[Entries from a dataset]
____________________
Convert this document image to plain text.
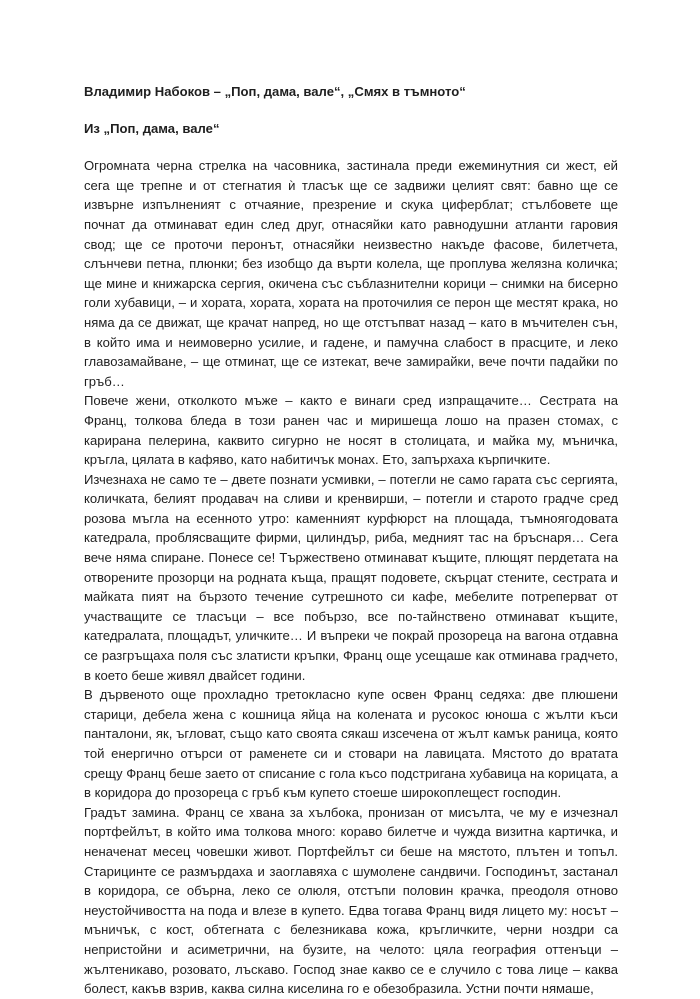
Владимир Набоков – „Поп, дама, вале“, „Смях в тъмното“

Из „Поп, дама, вале“

Огромната черна стрелка на часовника, застинала преди ежеминутния си жест, ей сега ще трепне и от стегнатия ѝ тласък ще се задвижи целият свят: бавно ще се извърне изпълненият с отчаяние, презрение и скука циферблат; стълбовете ще почнат да отминават един след друг, отнасяйки като равнодушни атланти гаровия свод; ще се проточи перонът, отнасяйки неизвестно накъде фасове, билетчета, слънчеви петна, плюнки; без изобщо да върти колела, ще проплува желязна количка; ще мине и книжарска сергия, окичена със съблазнителни корици – снимки на бисерно голи хубавици, – и хората, хората, хората на проточилия се перон ще местят крака, но няма да се движат, ще крачат напред, но ще отстъпват назад – като в мъчителен сън, в който има и неимоверно усилие, и гадене, и памучна слабост в прасците, и леко главозамайване, – ще отминат, ще се изтекат, вече замирайки, вече почти падайки по гръб…

Повече жени, отколкото мъже – както е винаги сред изпращачите… Сестрата на Франц, толкова бледа в този ранен час и миришеща лошо на празен стомах, с карирана пелерина, каквито сигурно не носят в столицата, и майка му, мъничка, кръгла, цялата в кафяво, като набитичък монах. Ето, запърхаха кърпичките.

Изчезнаха не само те – двете познати усмивки, – потегли не само гарата със сергията, количката, белият продавач на сливи и кренвирши, – потегли и старото градче сред розова мъгла на есенното утро: каменният курфюрст на площада, тъмноягодовата катедрала, проблясващите фирми, цилиндър, риба, медният тас на бръснаря… Сега вече няма спиране. Понесе се! Тържествено отминават къщите, плющят пердетата на отворените прозорци на родната къща, пращят подовете, скърцат стените, сестрата и майката пият на бързото течение сутрешното си кафе, мебелите потреперват от участващите се тласъци – все побързо, все по-тайнствено отминават къщите, катедралата, площадът, уличките… И въпреки че покрай прозореца на вагона отдавна се разгръщаха поля със златисти кръпки, Франц още усещаше как отминава градчето, в което беше живял двайсет години.

В дървеното още прохладно третокласно купе освен Франц седяха: две плюшени старици, дебела жена с кошница яйца на колената и русокос юноша с жълти къси панталони, як, ъгловат, също като своята сякаш изсечена от жълт камък раница, която той енергично отърси от раменете си и стовари на лавицата. Мястото до вратата срещу Франц беше заето от списание с гола късо подстригана хубавица на корицата, а в коридора до прозореца с гръб към купето стоеше широкоплещест господин.

Градът замина. Франц се хвана за хълбока, пронизан от мисълта, че му е изчезнал портфейлът, в който има толкова много: кораво билетче и чужда визитна картичка, и неначенат месец човешки живот. Портфейлът си беше на мястото, плътен и топъл. Старицинте се размърдаха и заоглавяха с шумолене сандвичи. Господинът, застанал в коридора, се обърна, леко се олюля, отстъпи половин крачка, преодоля отново неустойчивостта на пода и влезе в купето. Едва тогава Франц видя лицето му: носът – мъничък, с кост, обтегната с белезникава кожа, кръгличките, черни ноздри са непристойни и асиметрични, на бузите, на челото: цяла география оттенъци – жълтеникаво, розовато, лъскаво. Господ знае какво се е случило с това лице – каква болест, какъв взрив, каква силна киселина го е обезобразила. Устни почти нямаше,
____________________
* [Task goal]:
Print the entries above exactly, taking out only the pictures.

* [Task answer]:
Convert this document image to plain text.
Владимир Набоков – „Поп, дама, вале“, „Смях в тъмното“

Из „Поп, дама, вале“

Огромната черна стрелка на часовника, застинала преди ежеминутния си жест, ей сега ще трепне и от стегнатия ѝ тласък ще се задвижи целият свят: бавно ще се извърне изпълненият с отчаяние, презрение и скука циферблат; стълбовете ще почнат да отминават един след друг, отнасяйки като равнодушни атланти гаровия свод; ще се проточи перонът, отнасяйки неизвестно накъде фасове, билетчета, слънчеви петна, плюнки; без изобщо да върти колела, ще проплува желязна количка; ще мине и книжарска сергия, окичена със съблазнителни корици – снимки на бисерно голи хубавици, – и хората, хората, хората на проточилия се перон ще местят крака, но няма да се движат, ще крачат напред, но ще отстъпват назад – като в мъчителен сън, в който има и неимоверно усилие, и гадене, и памучна слабост в прасците, и леко главозамайване, – ще отминат, ще се изтекат, вече замирайки, вече почти падайки по гръб…

Повече жени, отколкото мъже – както е винаги сред изпращачите… Сестрата на Франц, толкова бледа в този ранен час и миришеща лошо на празен стомах, с карирана пелерина, каквито сигурно не носят в столицата, и майка му, мъничка, кръгла, цялата в кафяво, като набитичък монах. Ето, запърхаха кърпичките.

Изчезнаха не само те – двете познати усмивки, – потегли не само гарата със сергията, количката, белият продавач на сливи и кренвирши, – потегли и старото градче сред розова мъгла на есенното утро: каменният курфюрст на площада, тъмноягодовата катедрала, проблясващите фирми, цилиндър, риба, медният тас на бръснаря… Сега вече няма спиране. Понесе се! Тържествено отминават къщите, плющят пердетата на отворените прозорци на родната къща, пращят подовете, скърцат стените, сестрата и майката пият на бързото течение сутрешното си кафе, мебелите потреперват от участващите се тласъци – все побързо, все по-тайнствено отминават къщите, катедралата, площадът, уличките… И въпреки че покрай прозореца на вагона отдавна се разгръщаха поля със златисти кръпки, Франц още усещаше как отминава градчето, в което беше живял двайсет години.

В дървеното още прохладно третокласно купе освен Франц седяха: две плюшени старици, дебела жена с кошница яйца на колената и русокос юноша с жълти къси панталони, як, ъгловат, също като своята сякаш изсечена от жълт камък раница, която той енергично отърси от раменете си и стовари на лавицата. Мястото до вратата срещу Франц беше заето от списание с гола късо подстригана хубавица на корицата, а в коридора до прозореца с гръб към купето стоеше широкоплещест господин.

Градът замина. Франц се хвана за хълбока, пронизан от мисълта, че му е изчезнал портфейлът, в който има толкова много: кораво билетче и чужда визитна картичка, и неначенат месец човешки живот. Портфейлът си беше на мястото, плътен и топъл. Старицинте се размърдаха и заоглавяха с шумолене сандвичи. Господинът, застанал в коридора, се обърна, леко се олюля, отстъпи половин крачка, преодоля отново неустойчивостта на пода и влезе в купето. Едва тогава Франц видя лицето му: носът – мъничък, с кост, обтегната с белезникава кожа, кръгличките, черни ноздри са непристойни и асиметрични, на бузите, на челото: цяла география оттенъци – жълтеникаво, розовато, лъскаво. Господ знае какво се е случило с това лице – каква болест, какъв взрив, каква силна киселина го е обезобразила. Устни почти нямаше,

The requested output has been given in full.